| EXERCISE BRIEF |
Restate the full listing word for word and leave the pictures out.

| Part of a data file |
*****

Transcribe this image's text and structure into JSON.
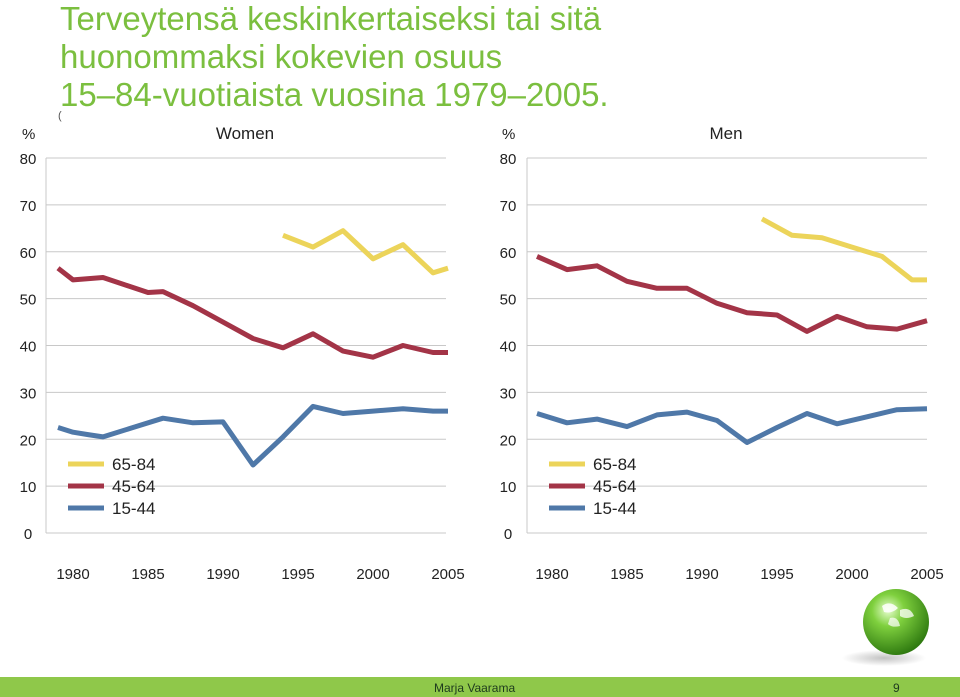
{
  "title_lines": [
    "Terveytensä keskinkertaiseksi tai sitä",
    "huonommaksi kokevien osuus",
    "15–84-vuotiaista vuosina 1979–2005."
  ],
  "note": "(",
  "footer": {
    "author": "Marja Vaarama",
    "page": "9"
  },
  "colors": {
    "title": "#7bbf3f",
    "age_65_84": "#ecd45a",
    "age_45_64": "#a33447",
    "age_15_44": "#4f78a8",
    "grid": "#c8c8c8",
    "footer": "#8fc84a"
  },
  "chart_data": [
    {
      "type": "line",
      "title": "Women",
      "ylabel": "%",
      "ylim": [
        0,
        80
      ],
      "yticks": [
        0,
        10,
        20,
        30,
        40,
        50,
        60,
        70,
        80
      ],
      "xlim": [
        1979,
        2005
      ],
      "xticks": [
        1980,
        1985,
        1990,
        1995,
        2000,
        2005
      ],
      "legend": [
        "65-84",
        "45-64",
        "15-44"
      ],
      "series": [
        {
          "name": "65-84",
          "color": "#ecd45a",
          "x": [
            1994,
            1996,
            1998,
            2000,
            2002,
            2004,
            2005
          ],
          "y": [
            63.5,
            61,
            64.5,
            58.5,
            61.5,
            55.5,
            56.5
          ]
        },
        {
          "name": "45-64",
          "color": "#a33447",
          "x": [
            1979,
            1980,
            1982,
            1985,
            1986,
            1988,
            1990,
            1992,
            1994,
            1996,
            1998,
            2000,
            2002,
            2004,
            2005
          ],
          "y": [
            56.5,
            54,
            54.5,
            51.3,
            51.5,
            48.5,
            45,
            41.5,
            39.5,
            42.5,
            38.8,
            37.5,
            40,
            38.5,
            38.5
          ]
        },
        {
          "name": "15-44",
          "color": "#4f78a8",
          "x": [
            1979,
            1980,
            1981,
            1982,
            1984,
            1986,
            1988,
            1990,
            1992,
            1994,
            1996,
            1998,
            2000,
            2002,
            2004,
            2005
          ],
          "y": [
            22.5,
            21.5,
            21,
            20.5,
            22.5,
            24.5,
            23.5,
            23.7,
            14.5,
            20.5,
            27,
            25.5,
            26,
            26.5,
            26,
            26
          ]
        }
      ]
    },
    {
      "type": "line",
      "title": "Men",
      "ylabel": "%",
      "ylim": [
        0,
        80
      ],
      "yticks": [
        0,
        10,
        20,
        30,
        40,
        50,
        60,
        70,
        80
      ],
      "xlim": [
        1979,
        2005
      ],
      "xticks": [
        1980,
        1985,
        1990,
        1995,
        2000,
        2005
      ],
      "legend": [
        "65-84",
        "45-64",
        "15-44"
      ],
      "series": [
        {
          "name": "65-84",
          "color": "#ecd45a",
          "x": [
            1994,
            1996,
            1998,
            2000,
            2002,
            2004,
            2005
          ],
          "y": [
            67,
            63.5,
            63,
            61,
            59,
            54,
            54
          ]
        },
        {
          "name": "45-64",
          "color": "#a33447",
          "x": [
            1979,
            1981,
            1983,
            1985,
            1987,
            1989,
            1991,
            1993,
            1995,
            1997,
            1999,
            2001,
            2003,
            2005
          ],
          "y": [
            59,
            56.2,
            57,
            53.7,
            52.2,
            52.2,
            49,
            47,
            46.5,
            43,
            46.2,
            44,
            43.5,
            45.3
          ]
        },
        {
          "name": "15-44",
          "color": "#4f78a8",
          "x": [
            1979,
            1981,
            1983,
            1985,
            1987,
            1989,
            1991,
            1993,
            1995,
            1997,
            1999,
            2001,
            2003,
            2005
          ],
          "y": [
            25.5,
            23.5,
            24.3,
            22.7,
            25.2,
            25.8,
            24,
            19.3,
            22.5,
            25.5,
            23.3,
            24.8,
            26.3,
            26.5
          ]
        }
      ]
    }
  ]
}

*****

| RESULT FOR THIS TASK |
Transcribe this image's text and structure into JSON.
{
  "title_lines": [
    "Terveytensä keskinkertaiseksi tai sitä",
    "huonommaksi kokevien osuus",
    "15–84-vuotiaista vuosina 1979–2005."
  ],
  "note": "(",
  "footer": {
    "author": "Marja Vaarama",
    "page": "9"
  },
  "colors": {
    "title": "#7bbf3f",
    "age_65_84": "#ecd45a",
    "age_45_64": "#a33447",
    "age_15_44": "#4f78a8",
    "grid": "#c8c8c8",
    "footer": "#8fc84a"
  },
  "chart_data": [
    {
      "type": "line",
      "title": "Women",
      "ylabel": "%",
      "ylim": [
        0,
        80
      ],
      "yticks": [
        0,
        10,
        20,
        30,
        40,
        50,
        60,
        70,
        80
      ],
      "xlim": [
        1979,
        2005
      ],
      "xticks": [
        1980,
        1985,
        1990,
        1995,
        2000,
        2005
      ],
      "legend": [
        "65-84",
        "45-64",
        "15-44"
      ],
      "series": [
        {
          "name": "65-84",
          "color": "#ecd45a",
          "x": [
            1994,
            1996,
            1998,
            2000,
            2002,
            2004,
            2005
          ],
          "y": [
            63.5,
            61,
            64.5,
            58.5,
            61.5,
            55.5,
            56.5
          ]
        },
        {
          "name": "45-64",
          "color": "#a33447",
          "x": [
            1979,
            1980,
            1982,
            1985,
            1986,
            1988,
            1990,
            1992,
            1994,
            1996,
            1998,
            2000,
            2002,
            2004,
            2005
          ],
          "y": [
            56.5,
            54,
            54.5,
            51.3,
            51.5,
            48.5,
            45,
            41.5,
            39.5,
            42.5,
            38.8,
            37.5,
            40,
            38.5,
            38.5
          ]
        },
        {
          "name": "15-44",
          "color": "#4f78a8",
          "x": [
            1979,
            1980,
            1981,
            1982,
            1984,
            1986,
            1988,
            1990,
            1992,
            1994,
            1996,
            1998,
            2000,
            2002,
            2004,
            2005
          ],
          "y": [
            22.5,
            21.5,
            21,
            20.5,
            22.5,
            24.5,
            23.5,
            23.7,
            14.5,
            20.5,
            27,
            25.5,
            26,
            26.5,
            26,
            26
          ]
        }
      ]
    },
    {
      "type": "line",
      "title": "Men",
      "ylabel": "%",
      "ylim": [
        0,
        80
      ],
      "yticks": [
        0,
        10,
        20,
        30,
        40,
        50,
        60,
        70,
        80
      ],
      "xlim": [
        1979,
        2005
      ],
      "xticks": [
        1980,
        1985,
        1990,
        1995,
        2000,
        2005
      ],
      "legend": [
        "65-84",
        "45-64",
        "15-44"
      ],
      "series": [
        {
          "name": "65-84",
          "color": "#ecd45a",
          "x": [
            1994,
            1996,
            1998,
            2000,
            2002,
            2004,
            2005
          ],
          "y": [
            67,
            63.5,
            63,
            61,
            59,
            54,
            54
          ]
        },
        {
          "name": "45-64",
          "color": "#a33447",
          "x": [
            1979,
            1981,
            1983,
            1985,
            1987,
            1989,
            1991,
            1993,
            1995,
            1997,
            1999,
            2001,
            2003,
            2005
          ],
          "y": [
            59,
            56.2,
            57,
            53.7,
            52.2,
            52.2,
            49,
            47,
            46.5,
            43,
            46.2,
            44,
            43.5,
            45.3
          ]
        },
        {
          "name": "15-44",
          "color": "#4f78a8",
          "x": [
            1979,
            1981,
            1983,
            1985,
            1987,
            1989,
            1991,
            1993,
            1995,
            1997,
            1999,
            2001,
            2003,
            2005
          ],
          "y": [
            25.5,
            23.5,
            24.3,
            22.7,
            25.2,
            25.8,
            24,
            19.3,
            22.5,
            25.5,
            23.3,
            24.8,
            26.3,
            26.5
          ]
        }
      ]
    }
  ]
}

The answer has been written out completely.